**TASKS TO PERFORM**
**A)** Echo the passage of the state machine guide between "State Machine Guide" and "completion (or failure).", inclusive.
**B)** Decide whether each statement agrees with the state machine guide, giving yes or no plus the deciding words quoted from it: (i) CancelBulkOperationAsync moves an operation from Running to Cancelled; (ii) row records are created while the operation is Running; (iii) the processor takes a Retrying operation straight to Completed.

**TEXT BLOCK**
━━━━
State Machine Guide
BulkSharp uses explicit state machines at both the operation and row levels. Every transition is deterministic and auditable.
Operation-Level State Machine
An operation moves through a well-defined lifecycle from creation to completion (or failure).
stateDiagram-v2
[*] --> Pending : CreateBulkOperationAsync
Pending --> Validating : Scheduler picks up
Validating --> Running : All rows validated
Validating --> Failed : Metadata validation fails
Running --> Completed : All rows succeeded
Running --> CompletedWithErrors : Some rows failed
Running --> Failed : Unrecoverable error
Running --> Cancelled : CancelBulkOperationAsync
CompletedWithErrors --> Retrying : RetryFailedRowsAsync
Retrying --> Running : Processor resumes
Status Descriptions
| Status | Meaning |
|---|---|
Pending |
Created and stored, waiting for a scheduler worker to pick it up. |
Validating |
Streaming the file, running metadata and row validation. Row records are created during this phase. |
Running |
Processing rows (single-pass or multi-step pipeline). |
Completed |
All rows processed successfully. |
CompletedWithErrors |
Processing finished but one or more rows failed. Eligible for retry if configured. |
Failed |
Operation-level failure: metadata validation, file parse error, or unrecoverable exception. |
Cancelled |
User-initiated cancellation via CancelBulkOperationAsync. |
Retrying |
Transitional state after RetryFailedRowsAsync is called. The scheduler re-queues the operation and the processor transitions it to Running. |
Key Transitions
- Pending to Validating: The scheduler worker dequeues the operation and the processor begins the validation phase.
- Validating to Running: After all rows are streamed and validated, the processor transitions to the processing phase.
━━━━
**DATA LINES**
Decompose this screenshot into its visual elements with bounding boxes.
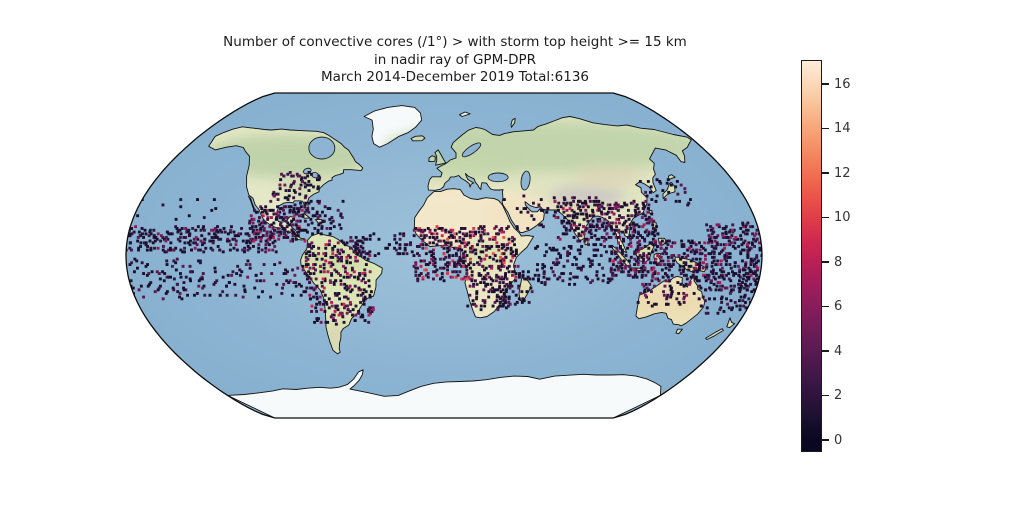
━━━━
**CORRECT ANSWERS**
**A)**
State Machine Guide
BulkSharp uses explicit state machines at both the operation and row levels. Every transition is deterministic and auditable.
Operation-Level State Machine
An operation moves through a well-defined lifecycle from creation to completion (or failure).

**B)**
(i) Yes: "Running --> Cancelled : CancelBulkOperationAsync"
(ii) No: "Validating |" … "Streaming the file, running metadata and row validation. Row records are created during this phase."
(iii) No: "The scheduler re-queues the operation and the processor transitions it to Running."